▶ Task requirements
Search the material for the string "JSON" and copy each line where it occurs.

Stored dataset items
= = = = =

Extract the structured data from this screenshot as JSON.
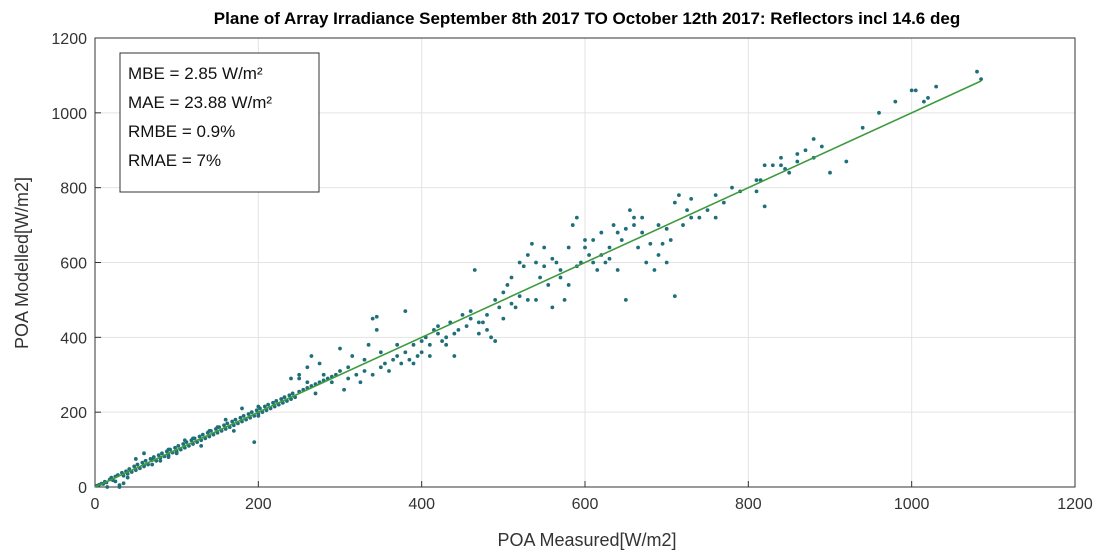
{
  "chart_data": {
    "type": "scatter",
    "title": "Plane of Array Irradiance September 8th 2017 TO October 12th 2017: Reflectors incl 14.6 deg",
    "xlabel": "POA Measured[W/m2]",
    "ylabel": "POA Modelled[W/m2]",
    "xlim": [
      0,
      1200
    ],
    "ylim": [
      0,
      1200
    ],
    "xticks": [
      "0",
      "200",
      "400",
      "600",
      "800",
      "1000",
      "1200"
    ],
    "yticks": [
      "0",
      "200",
      "400",
      "600",
      "800",
      "1000",
      "1200"
    ],
    "grid": true,
    "colors": {
      "points": "#1f6f7a",
      "fit_line": "#3f9a3f",
      "grid": "#e3e3e3",
      "axis": "#333333"
    },
    "stats": [
      "MBE = 2.85 W/m²",
      "MAE = 23.88 W/m²",
      "RMBE = 0.9%",
      "RMAE = 7%"
    ],
    "fit_line": {
      "x": [
        0,
        1085
      ],
      "y": [
        0,
        1085
      ]
    },
    "series": [
      {
        "points": [
          [
            2,
            3
          ],
          [
            5,
            6
          ],
          [
            8,
            9
          ],
          [
            10,
            8
          ],
          [
            12,
            14
          ],
          [
            14,
            12
          ],
          [
            18,
            20
          ],
          [
            20,
            25
          ],
          [
            22,
            18
          ],
          [
            25,
            28
          ],
          [
            28,
            32
          ],
          [
            30,
            5
          ],
          [
            33,
            38
          ],
          [
            35,
            30
          ],
          [
            38,
            42
          ],
          [
            40,
            35
          ],
          [
            42,
            48
          ],
          [
            45,
            40
          ],
          [
            48,
            55
          ],
          [
            50,
            45
          ],
          [
            52,
            60
          ],
          [
            55,
            50
          ],
          [
            58,
            65
          ],
          [
            60,
            58
          ],
          [
            62,
            70
          ],
          [
            65,
            60
          ],
          [
            68,
            75
          ],
          [
            70,
            72
          ],
          [
            72,
            80
          ],
          [
            75,
            70
          ],
          [
            78,
            85
          ],
          [
            80,
            78
          ],
          [
            82,
            90
          ],
          [
            85,
            82
          ],
          [
            88,
            95
          ],
          [
            90,
            85
          ],
          [
            92,
            100
          ],
          [
            95,
            92
          ],
          [
            98,
            105
          ],
          [
            100,
            95
          ],
          [
            102,
            110
          ],
          [
            105,
            100
          ],
          [
            108,
            115
          ],
          [
            110,
            105
          ],
          [
            112,
            120
          ],
          [
            115,
            110
          ],
          [
            118,
            125
          ],
          [
            120,
            115
          ],
          [
            122,
            130
          ],
          [
            125,
            120
          ],
          [
            128,
            135
          ],
          [
            130,
            125
          ],
          [
            132,
            140
          ],
          [
            135,
            130
          ],
          [
            138,
            145
          ],
          [
            140,
            135
          ],
          [
            142,
            150
          ],
          [
            145,
            140
          ],
          [
            148,
            155
          ],
          [
            150,
            145
          ],
          [
            152,
            160
          ],
          [
            155,
            150
          ],
          [
            158,
            165
          ],
          [
            160,
            155
          ],
          [
            162,
            170
          ],
          [
            165,
            160
          ],
          [
            168,
            175
          ],
          [
            170,
            165
          ],
          [
            172,
            180
          ],
          [
            175,
            170
          ],
          [
            178,
            185
          ],
          [
            180,
            175
          ],
          [
            182,
            190
          ],
          [
            185,
            180
          ],
          [
            188,
            195
          ],
          [
            190,
            185
          ],
          [
            192,
            200
          ],
          [
            195,
            190
          ],
          [
            198,
            205
          ],
          [
            200,
            195
          ],
          [
            202,
            210
          ],
          [
            205,
            200
          ],
          [
            208,
            215
          ],
          [
            210,
            205
          ],
          [
            212,
            220
          ],
          [
            215,
            210
          ],
          [
            218,
            225
          ],
          [
            220,
            215
          ],
          [
            222,
            230
          ],
          [
            225,
            220
          ],
          [
            228,
            235
          ],
          [
            230,
            225
          ],
          [
            232,
            240
          ],
          [
            235,
            230
          ],
          [
            238,
            245
          ],
          [
            240,
            235
          ],
          [
            242,
            250
          ],
          [
            245,
            240
          ],
          [
            250,
            255
          ],
          [
            255,
            260
          ],
          [
            260,
            265
          ],
          [
            265,
            270
          ],
          [
            270,
            275
          ],
          [
            275,
            280
          ],
          [
            280,
            285
          ],
          [
            285,
            290
          ],
          [
            290,
            295
          ],
          [
            295,
            300
          ],
          [
            200,
            215
          ],
          [
            195,
            120
          ],
          [
            180,
            210
          ],
          [
            170,
            150
          ],
          [
            160,
            180
          ],
          [
            140,
            150
          ],
          [
            130,
            110
          ],
          [
            110,
            125
          ],
          [
            90,
            100
          ],
          [
            70,
            60
          ],
          [
            60,
            55
          ],
          [
            50,
            75
          ],
          [
            40,
            25
          ],
          [
            35,
            10
          ],
          [
            25,
            15
          ],
          [
            15,
            0
          ],
          [
            30,
            0
          ],
          [
            240,
            290
          ],
          [
            250,
            300
          ],
          [
            260,
            280
          ],
          [
            265,
            350
          ],
          [
            270,
            250
          ],
          [
            280,
            300
          ],
          [
            290,
            280
          ],
          [
            300,
            310
          ],
          [
            305,
            260
          ],
          [
            310,
            320
          ],
          [
            315,
            350
          ],
          [
            320,
            300
          ],
          [
            325,
            280
          ],
          [
            330,
            340
          ],
          [
            335,
            380
          ],
          [
            340,
            300
          ],
          [
            345,
            420
          ],
          [
            350,
            360
          ],
          [
            355,
            330
          ],
          [
            360,
            310
          ],
          [
            365,
            340
          ],
          [
            370,
            350
          ],
          [
            375,
            330
          ],
          [
            380,
            360
          ],
          [
            385,
            340
          ],
          [
            390,
            380
          ],
          [
            395,
            350
          ],
          [
            400,
            360
          ],
          [
            405,
            400
          ],
          [
            410,
            380
          ],
          [
            415,
            420
          ],
          [
            420,
            410
          ],
          [
            425,
            390
          ],
          [
            430,
            400
          ],
          [
            435,
            440
          ],
          [
            440,
            350
          ],
          [
            445,
            420
          ],
          [
            450,
            460
          ],
          [
            455,
            430
          ],
          [
            460,
            470
          ],
          [
            465,
            580
          ],
          [
            470,
            410
          ],
          [
            475,
            440
          ],
          [
            480,
            460
          ],
          [
            485,
            400
          ],
          [
            490,
            390
          ],
          [
            495,
            480
          ],
          [
            500,
            520
          ],
          [
            505,
            540
          ],
          [
            510,
            560
          ],
          [
            515,
            480
          ],
          [
            520,
            600
          ],
          [
            525,
            590
          ],
          [
            530,
            620
          ],
          [
            535,
            650
          ],
          [
            540,
            500
          ],
          [
            545,
            560
          ],
          [
            550,
            640
          ],
          [
            555,
            540
          ],
          [
            560,
            480
          ],
          [
            565,
            600
          ],
          [
            570,
            580
          ],
          [
            575,
            500
          ],
          [
            580,
            640
          ],
          [
            585,
            700
          ],
          [
            590,
            720
          ],
          [
            595,
            600
          ],
          [
            600,
            640
          ],
          [
            605,
            620
          ],
          [
            610,
            660
          ],
          [
            615,
            580
          ],
          [
            620,
            620
          ],
          [
            625,
            600
          ],
          [
            630,
            640
          ],
          [
            635,
            700
          ],
          [
            640,
            580
          ],
          [
            645,
            660
          ],
          [
            650,
            500
          ],
          [
            655,
            740
          ],
          [
            660,
            720
          ],
          [
            665,
            640
          ],
          [
            670,
            720
          ],
          [
            675,
            600
          ],
          [
            680,
            650
          ],
          [
            685,
            580
          ],
          [
            690,
            620
          ],
          [
            695,
            650
          ],
          [
            700,
            600
          ],
          [
            705,
            660
          ],
          [
            710,
            510
          ],
          [
            715,
            780
          ],
          [
            720,
            700
          ],
          [
            725,
            740
          ],
          [
            730,
            770
          ],
          [
            740,
            720
          ],
          [
            750,
            740
          ],
          [
            760,
            780
          ],
          [
            770,
            760
          ],
          [
            780,
            800
          ],
          [
            810,
            790
          ],
          [
            815,
            820
          ],
          [
            820,
            750
          ],
          [
            830,
            860
          ],
          [
            840,
            880
          ],
          [
            845,
            850
          ],
          [
            850,
            840
          ],
          [
            860,
            870
          ],
          [
            870,
            900
          ],
          [
            880,
            930
          ],
          [
            890,
            910
          ],
          [
            900,
            840
          ],
          [
            920,
            870
          ],
          [
            940,
            960
          ],
          [
            960,
            1000
          ],
          [
            980,
            1030
          ],
          [
            1000,
            1060
          ],
          [
            1020,
            1040
          ],
          [
            1030,
            1070
          ],
          [
            1080,
            1110
          ],
          [
            1085,
            1090
          ],
          [
            1005,
            1060
          ],
          [
            1015,
            1030
          ],
          [
            340,
            450
          ],
          [
            345,
            455
          ],
          [
            380,
            470
          ],
          [
            300,
            370
          ],
          [
            200,
            190
          ],
          [
            150,
            160
          ],
          [
            120,
            130
          ],
          [
            100,
            90
          ],
          [
            80,
            70
          ],
          [
            60,
            90
          ],
          [
            90,
            80
          ],
          [
            250,
            290
          ],
          [
            260,
            320
          ],
          [
            275,
            330
          ],
          [
            310,
            290
          ],
          [
            330,
            310
          ],
          [
            350,
            320
          ],
          [
            370,
            380
          ],
          [
            390,
            330
          ],
          [
            400,
            390
          ],
          [
            410,
            350
          ],
          [
            420,
            430
          ],
          [
            430,
            380
          ],
          [
            440,
            410
          ],
          [
            460,
            450
          ],
          [
            470,
            440
          ],
          [
            480,
            420
          ],
          [
            490,
            500
          ],
          [
            500,
            450
          ],
          [
            510,
            490
          ],
          [
            520,
            510
          ],
          [
            530,
            500
          ],
          [
            540,
            600
          ],
          [
            550,
            590
          ],
          [
            560,
            610
          ],
          [
            570,
            560
          ],
          [
            580,
            540
          ],
          [
            590,
            590
          ],
          [
            600,
            660
          ],
          [
            610,
            600
          ],
          [
            620,
            680
          ],
          [
            630,
            610
          ],
          [
            640,
            680
          ],
          [
            650,
            690
          ],
          [
            660,
            700
          ],
          [
            670,
            680
          ],
          [
            690,
            700
          ],
          [
            700,
            690
          ],
          [
            710,
            760
          ],
          [
            730,
            720
          ],
          [
            760,
            720
          ],
          [
            790,
            790
          ],
          [
            810,
            820
          ],
          [
            820,
            860
          ],
          [
            840,
            860
          ],
          [
            860,
            890
          ],
          [
            880,
            880
          ]
        ]
      }
    ]
  }
}
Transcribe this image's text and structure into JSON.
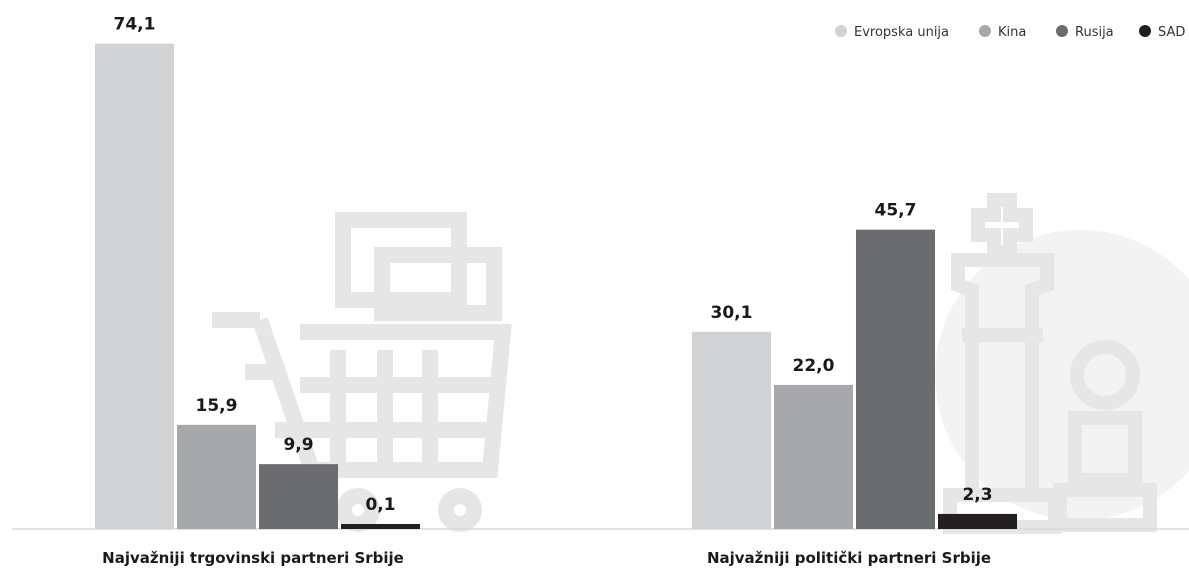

= = = = =

▶ Answer for this exercise
Extract the structured data from this screenshot as JSON.
Transcribe this image's text and structure into JSON.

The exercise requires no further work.